● WHAT YOU SHOULD DO
Restate each of the lines below word for word and drop every picture.

Rows from a dataset:

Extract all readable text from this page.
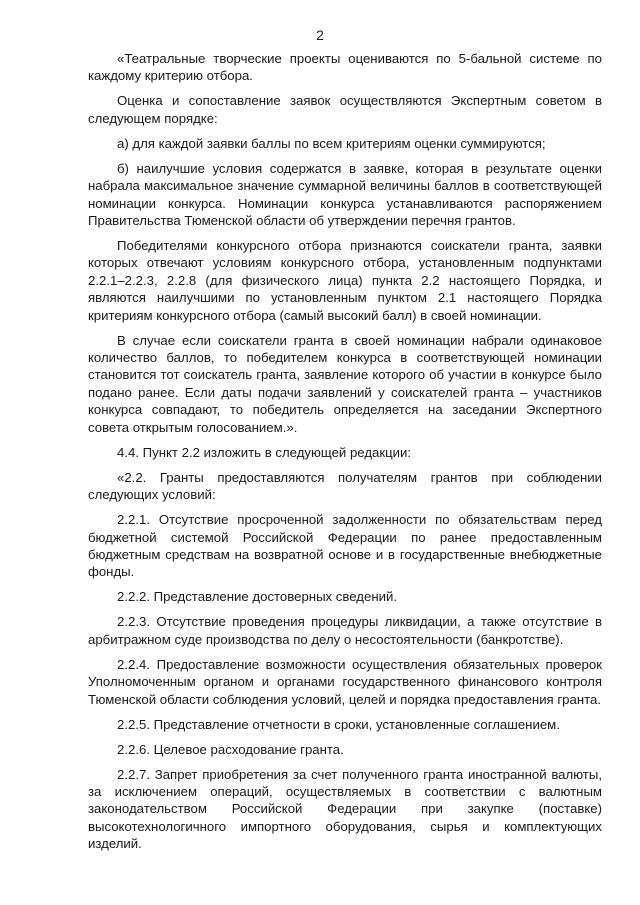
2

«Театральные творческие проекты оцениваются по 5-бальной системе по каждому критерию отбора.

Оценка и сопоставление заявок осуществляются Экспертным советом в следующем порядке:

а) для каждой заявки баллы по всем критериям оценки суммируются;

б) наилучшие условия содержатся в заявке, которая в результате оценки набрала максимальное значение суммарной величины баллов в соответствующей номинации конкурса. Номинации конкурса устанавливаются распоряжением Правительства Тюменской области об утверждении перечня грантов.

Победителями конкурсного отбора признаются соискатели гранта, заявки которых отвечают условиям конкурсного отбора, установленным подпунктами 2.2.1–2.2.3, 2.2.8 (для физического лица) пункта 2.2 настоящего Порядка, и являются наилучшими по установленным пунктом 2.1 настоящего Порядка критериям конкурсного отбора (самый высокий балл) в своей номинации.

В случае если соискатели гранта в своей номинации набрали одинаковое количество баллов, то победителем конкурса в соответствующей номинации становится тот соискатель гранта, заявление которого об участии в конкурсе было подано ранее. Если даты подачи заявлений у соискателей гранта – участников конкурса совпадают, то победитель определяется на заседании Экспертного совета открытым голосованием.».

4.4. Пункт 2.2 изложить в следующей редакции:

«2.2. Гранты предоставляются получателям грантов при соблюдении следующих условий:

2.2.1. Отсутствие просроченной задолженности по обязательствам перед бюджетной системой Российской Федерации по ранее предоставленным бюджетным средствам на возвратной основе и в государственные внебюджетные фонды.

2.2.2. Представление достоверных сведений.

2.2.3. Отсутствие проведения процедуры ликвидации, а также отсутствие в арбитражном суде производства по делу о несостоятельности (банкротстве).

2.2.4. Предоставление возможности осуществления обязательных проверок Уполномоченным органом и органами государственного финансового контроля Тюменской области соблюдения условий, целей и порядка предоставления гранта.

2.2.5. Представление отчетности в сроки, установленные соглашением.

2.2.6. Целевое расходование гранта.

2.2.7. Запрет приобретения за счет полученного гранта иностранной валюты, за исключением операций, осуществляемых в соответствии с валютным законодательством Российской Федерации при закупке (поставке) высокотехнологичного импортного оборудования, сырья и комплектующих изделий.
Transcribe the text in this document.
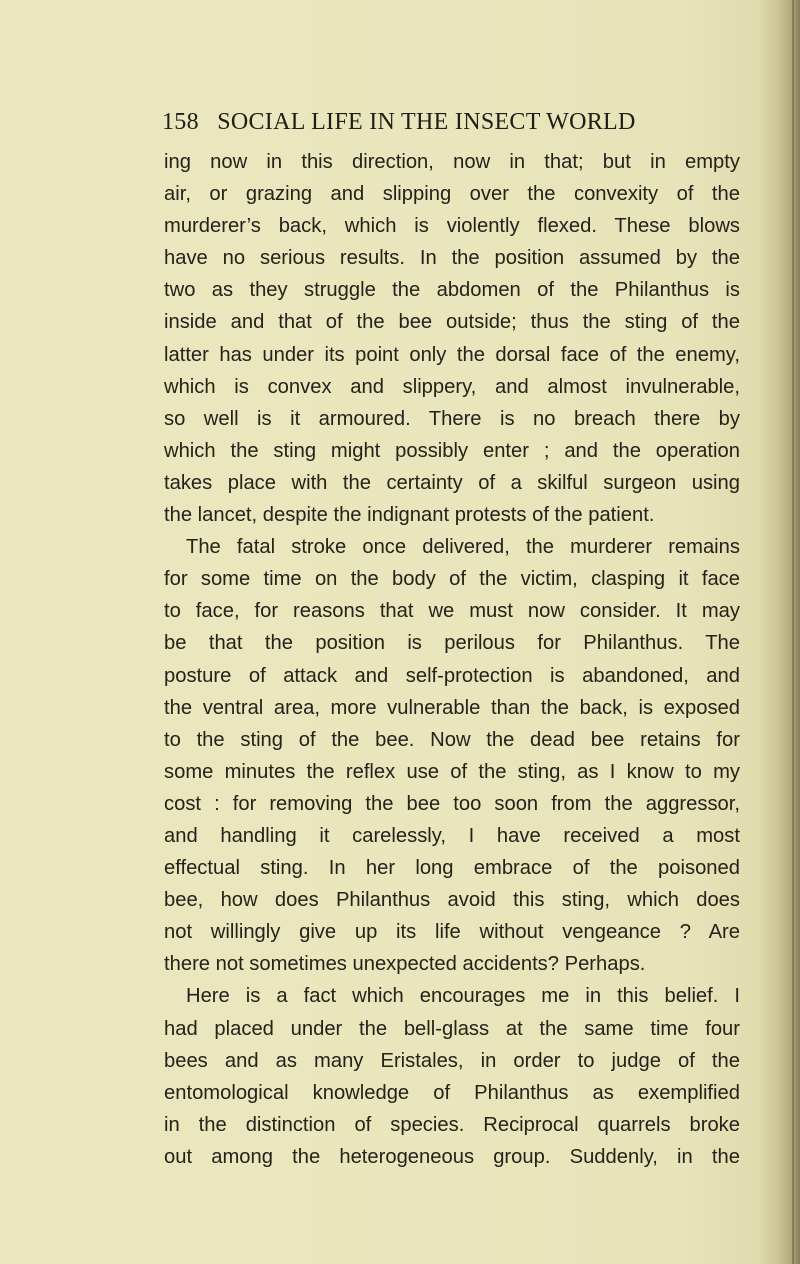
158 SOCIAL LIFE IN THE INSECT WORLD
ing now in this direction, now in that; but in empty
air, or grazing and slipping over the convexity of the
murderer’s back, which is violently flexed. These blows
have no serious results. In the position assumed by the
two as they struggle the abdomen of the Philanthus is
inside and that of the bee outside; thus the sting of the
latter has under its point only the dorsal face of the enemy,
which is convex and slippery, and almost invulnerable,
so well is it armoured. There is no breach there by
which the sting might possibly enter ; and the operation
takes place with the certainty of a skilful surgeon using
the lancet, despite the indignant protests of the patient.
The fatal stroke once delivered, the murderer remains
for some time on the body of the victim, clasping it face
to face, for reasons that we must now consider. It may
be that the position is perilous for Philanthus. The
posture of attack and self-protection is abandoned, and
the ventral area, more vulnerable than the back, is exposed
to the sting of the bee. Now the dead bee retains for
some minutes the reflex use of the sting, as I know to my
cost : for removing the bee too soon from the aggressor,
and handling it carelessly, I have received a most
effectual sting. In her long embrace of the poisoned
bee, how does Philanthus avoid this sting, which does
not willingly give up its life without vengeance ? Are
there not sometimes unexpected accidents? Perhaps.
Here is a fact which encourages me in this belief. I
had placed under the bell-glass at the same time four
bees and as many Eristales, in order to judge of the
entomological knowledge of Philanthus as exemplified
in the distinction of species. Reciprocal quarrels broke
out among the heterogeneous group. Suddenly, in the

● RESPONSE TO THIS EXERCISE
Extract all readable text from this page.
2

«Театральные творческие проекты оцениваются по 5-бальной системе по каждому критерию отбора.

Оценка и сопоставление заявок осуществляются Экспертным советом в следующем порядке:

а) для каждой заявки баллы по всем критериям оценки суммируются;

б) наилучшие условия содержатся в заявке, которая в результате оценки набрала максимальное значение суммарной величины баллов в соответствующей номинации конкурса. Номинации конкурса устанавливаются распоряжением Правительства Тюменской области об утверждении перечня грантов.

Победителями конкурсного отбора признаются соискатели гранта, заявки которых отвечают условиям конкурсного отбора, установленным подпунктами 2.2.1–2.2.3, 2.2.8 (для физического лица) пункта 2.2 настоящего Порядка, и являются наилучшими по установленным пунктом 2.1 настоящего Порядка критериям конкурсного отбора (самый высокий балл) в своей номинации.

В случае если соискатели гранта в своей номинации набрали одинаковое количество баллов, то победителем конкурса в соответствующей номинации становится тот соискатель гранта, заявление которого об участии в конкурсе было подано ранее. Если даты подачи заявлений у соискателей гранта – участников конкурса совпадают, то победитель определяется на заседании Экспертного совета открытым голосованием.».

4.4. Пункт 2.2 изложить в следующей редакции:

«2.2. Гранты предоставляются получателям грантов при соблюдении следующих условий:

2.2.1. Отсутствие просроченной задолженности по обязательствам перед бюджетной системой Российской Федерации по ранее предоставленным бюджетным средствам на возвратной основе и в государственные внебюджетные фонды.

2.2.2. Представление достоверных сведений.

2.2.3. Отсутствие проведения процедуры ликвидации, а также отсутствие в арбитражном суде производства по делу о несостоятельности (банкротстве).

2.2.4. Предоставление возможности осуществления обязательных проверок Уполномоченным органом и органами государственного финансового контроля Тюменской области соблюдения условий, целей и порядка предоставления гранта.

2.2.5. Представление отчетности в сроки, установленные соглашением.

2.2.6. Целевое расходование гранта.

2.2.7. Запрет приобретения за счет полученного гранта иностранной валюты, за исключением операций, осуществляемых в соответствии с валютным законодательством Российской Федерации при закупке (поставке) высокотехнологичного импортного оборудования, сырья и комплектующих изделий.
Transcribe the text in this document.
158 SOCIAL LIFE IN THE INSECT WORLD
ing now in this direction, now in that; but in empty
air, or grazing and slipping over the convexity of the
murderer’s back, which is violently flexed. These blows
have no serious results. In the position assumed by the
two as they struggle the abdomen of the Philanthus is
inside and that of the bee outside; thus the sting of the
latter has under its point only the dorsal face of the enemy,
which is convex and slippery, and almost invulnerable,
so well is it armoured. There is no breach there by
which the sting might possibly enter ; and the operation
takes place with the certainty of a skilful surgeon using
the lancet, despite the indignant protests of the patient.
The fatal stroke once delivered, the murderer remains
for some time on the body of the victim, clasping it face
to face, for reasons that we must now consider. It may
be that the position is perilous for Philanthus. The
posture of attack and self-protection is abandoned, and
the ventral area, more vulnerable than the back, is exposed
to the sting of the bee. Now the dead bee retains for
some minutes the reflex use of the sting, as I know to my
cost : for removing the bee too soon from the aggressor,
and handling it carelessly, I have received a most
effectual sting. In her long embrace of the poisoned
bee, how does Philanthus avoid this sting, which does
not willingly give up its life without vengeance ? Are
there not sometimes unexpected accidents? Perhaps.
Here is a fact which encourages me in this belief. I
had placed under the bell-glass at the same time four
bees and as many Eristales, in order to judge of the
entomological knowledge of Philanthus as exemplified
in the distinction of species. Reciprocal quarrels broke
out among the heterogeneous group. Suddenly, in the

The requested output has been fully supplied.